Below is a listing; reproduce each line of it exactly.

── SUPPLIED MATERIAL

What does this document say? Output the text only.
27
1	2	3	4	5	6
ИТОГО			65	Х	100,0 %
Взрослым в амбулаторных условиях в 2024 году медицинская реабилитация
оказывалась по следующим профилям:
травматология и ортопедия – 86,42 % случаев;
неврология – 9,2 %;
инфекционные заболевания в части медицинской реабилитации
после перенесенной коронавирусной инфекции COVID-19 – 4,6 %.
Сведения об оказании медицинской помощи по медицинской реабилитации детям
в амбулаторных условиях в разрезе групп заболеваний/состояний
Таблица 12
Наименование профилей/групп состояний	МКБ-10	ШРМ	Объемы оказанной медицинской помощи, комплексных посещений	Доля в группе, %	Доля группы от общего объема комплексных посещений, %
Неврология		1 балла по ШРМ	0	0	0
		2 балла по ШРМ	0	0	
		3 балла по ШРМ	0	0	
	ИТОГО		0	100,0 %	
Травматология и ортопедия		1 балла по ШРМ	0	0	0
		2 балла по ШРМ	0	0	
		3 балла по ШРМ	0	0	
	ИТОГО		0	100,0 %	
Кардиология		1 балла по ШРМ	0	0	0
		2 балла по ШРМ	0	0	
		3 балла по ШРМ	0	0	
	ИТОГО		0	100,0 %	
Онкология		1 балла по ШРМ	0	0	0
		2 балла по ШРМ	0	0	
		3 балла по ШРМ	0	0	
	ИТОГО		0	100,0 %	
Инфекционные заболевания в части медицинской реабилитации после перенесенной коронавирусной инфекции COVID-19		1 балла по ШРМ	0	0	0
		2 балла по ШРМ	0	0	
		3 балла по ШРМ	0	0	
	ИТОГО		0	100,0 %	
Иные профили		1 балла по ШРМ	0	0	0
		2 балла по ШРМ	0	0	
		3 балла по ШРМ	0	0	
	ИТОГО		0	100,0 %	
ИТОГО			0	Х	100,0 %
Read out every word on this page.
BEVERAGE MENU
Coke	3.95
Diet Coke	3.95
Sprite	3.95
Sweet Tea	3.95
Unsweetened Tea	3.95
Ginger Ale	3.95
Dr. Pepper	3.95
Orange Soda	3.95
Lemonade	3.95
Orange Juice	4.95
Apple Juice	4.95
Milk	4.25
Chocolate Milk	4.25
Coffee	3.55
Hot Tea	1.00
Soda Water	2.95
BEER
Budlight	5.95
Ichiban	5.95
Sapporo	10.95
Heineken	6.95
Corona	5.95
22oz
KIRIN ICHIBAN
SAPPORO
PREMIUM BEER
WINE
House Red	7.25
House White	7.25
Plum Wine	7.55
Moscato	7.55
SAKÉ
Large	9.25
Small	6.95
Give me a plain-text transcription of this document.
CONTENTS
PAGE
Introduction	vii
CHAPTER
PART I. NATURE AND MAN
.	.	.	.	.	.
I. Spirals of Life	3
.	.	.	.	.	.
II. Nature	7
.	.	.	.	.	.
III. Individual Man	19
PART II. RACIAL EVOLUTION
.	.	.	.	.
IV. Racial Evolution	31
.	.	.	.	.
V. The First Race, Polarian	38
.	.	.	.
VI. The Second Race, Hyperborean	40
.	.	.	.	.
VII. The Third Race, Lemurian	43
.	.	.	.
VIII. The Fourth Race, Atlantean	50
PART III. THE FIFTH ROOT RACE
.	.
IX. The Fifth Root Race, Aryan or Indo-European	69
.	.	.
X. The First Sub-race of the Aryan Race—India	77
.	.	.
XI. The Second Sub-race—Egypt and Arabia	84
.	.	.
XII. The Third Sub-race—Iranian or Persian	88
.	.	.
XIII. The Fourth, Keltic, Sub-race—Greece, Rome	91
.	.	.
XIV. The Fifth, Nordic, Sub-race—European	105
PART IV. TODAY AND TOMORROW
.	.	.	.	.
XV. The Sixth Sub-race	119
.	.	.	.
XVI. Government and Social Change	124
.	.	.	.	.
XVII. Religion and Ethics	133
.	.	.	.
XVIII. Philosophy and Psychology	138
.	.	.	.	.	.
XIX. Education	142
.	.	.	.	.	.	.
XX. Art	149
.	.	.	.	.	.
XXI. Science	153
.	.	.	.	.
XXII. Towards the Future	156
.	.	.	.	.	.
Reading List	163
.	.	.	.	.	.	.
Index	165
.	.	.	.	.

────

• **SOLUTION BELOW**
What does this document say? Output the text only.
27
1	2	3	4	5	6
ИТОГО			65	Х	100,0 %
Взрослым в амбулаторных условиях в 2024 году медицинская реабилитация
оказывалась по следующим профилям:
травматология и ортопедия – 86,42 % случаев;
неврология – 9,2 %;
инфекционные заболевания в части медицинской реабилитации
после перенесенной коронавирусной инфекции COVID-19 – 4,6 %.
Сведения об оказании медицинской помощи по медицинской реабилитации детям
в амбулаторных условиях в разрезе групп заболеваний/состояний
Таблица 12
Наименование профилей/групп состояний	МКБ-10	ШРМ	Объемы оказанной медицинской помощи, комплексных посещений	Доля в группе, %	Доля группы от общего объема комплексных посещений, %
Неврология		1 балла по ШРМ	0	0	0
		2 балла по ШРМ	0	0	
		3 балла по ШРМ	0	0	
	ИТОГО		0	100,0 %	
Травматология и ортопедия		1 балла по ШРМ	0	0	0
		2 балла по ШРМ	0	0	
		3 балла по ШРМ	0	0	
	ИТОГО		0	100,0 %	
Кардиология		1 балла по ШРМ	0	0	0
		2 балла по ШРМ	0	0	
		3 балла по ШРМ	0	0	
	ИТОГО		0	100,0 %	
Онкология		1 балла по ШРМ	0	0	0
		2 балла по ШРМ	0	0	
		3 балла по ШРМ	0	0	
	ИТОГО		0	100,0 %	
Инфекционные заболевания в части медицинской реабилитации после перенесенной коронавирусной инфекции COVID-19		1 балла по ШРМ	0	0	0
		2 балла по ШРМ	0	0	
		3 балла по ШРМ	0	0	
	ИТОГО		0	100,0 %	
Иные профили		1 балла по ШРМ	0	0	0
		2 балла по ШРМ	0	0	
		3 балла по ШРМ	0	0	
	ИТОГО		0	100,0 %	
ИТОГО			0	Х	100,0 %
Read out every word on this page.
BEVERAGE MENU
Coke	3.95
Diet Coke	3.95
Sprite	3.95
Sweet Tea	3.95
Unsweetened Tea	3.95
Ginger Ale	3.95
Dr. Pepper	3.95
Orange Soda	3.95
Lemonade	3.95
Orange Juice	4.95
Apple Juice	4.95
Milk	4.25
Chocolate Milk	4.25
Coffee	3.55
Hot Tea	1.00
Soda Water	2.95
BEER
Budlight	5.95
Ichiban	5.95
Sapporo	10.95
Heineken	6.95
Corona	5.95
22oz
KIRIN ICHIBAN
SAPPORO
PREMIUM BEER
WINE
House Red	7.25
House White	7.25
Plum Wine	7.55
Moscato	7.55
SAKÉ
Large	9.25
Small	6.95
Give me a plain-text transcription of this document.
CONTENTS
PAGE
Introduction	vii
CHAPTER
PART I. NATURE AND MAN
.	.	.	.	.	.
I. Spirals of Life	3
.	.	.	.	.	.
II. Nature	7
.	.	.	.	.	.
III. Individual Man	19
PART II. RACIAL EVOLUTION
.	.	.	.	.
IV. Racial Evolution	31
.	.	.	.	.
V. The First Race, Polarian	38
.	.	.	.
VI. The Second Race, Hyperborean	40
.	.	.	.	.
VII. The Third Race, Lemurian	43
.	.	.	.
VIII. The Fourth Race, Atlantean	50
PART III. THE FIFTH ROOT RACE
.	.
IX. The Fifth Root Race, Aryan or Indo-European	69
.	.	.
X. The First Sub-race of the Aryan Race—India	77
.	.	.
XI. The Second Sub-race—Egypt and Arabia	84
.	.	.
XII. The Third Sub-race—Iranian or Persian	88
.	.	.
XIII. The Fourth, Keltic, Sub-race—Greece, Rome	91
.	.	.
XIV. The Fifth, Nordic, Sub-race—European	105
PART IV. TODAY AND TOMORROW
.	.	.	.	.
XV. The Sixth Sub-race	119
.	.	.	.
XVI. Government and Social Change	124
.	.	.	.	.
XVII. Religion and Ethics	133
.	.	.	.
XVIII. Philosophy and Psychology	138
.	.	.	.	.	.
XIX. Education	142
.	.	.	.	.	.	.
XX. Art	149
.	.	.	.	.	.
XXI. Science	153
.	.	.	.	.
XXII. Towards the Future	156
.	.	.	.	.	.
Reading List	163
.	.	.	.	.	.	.
Index	165
.	.	.	.	.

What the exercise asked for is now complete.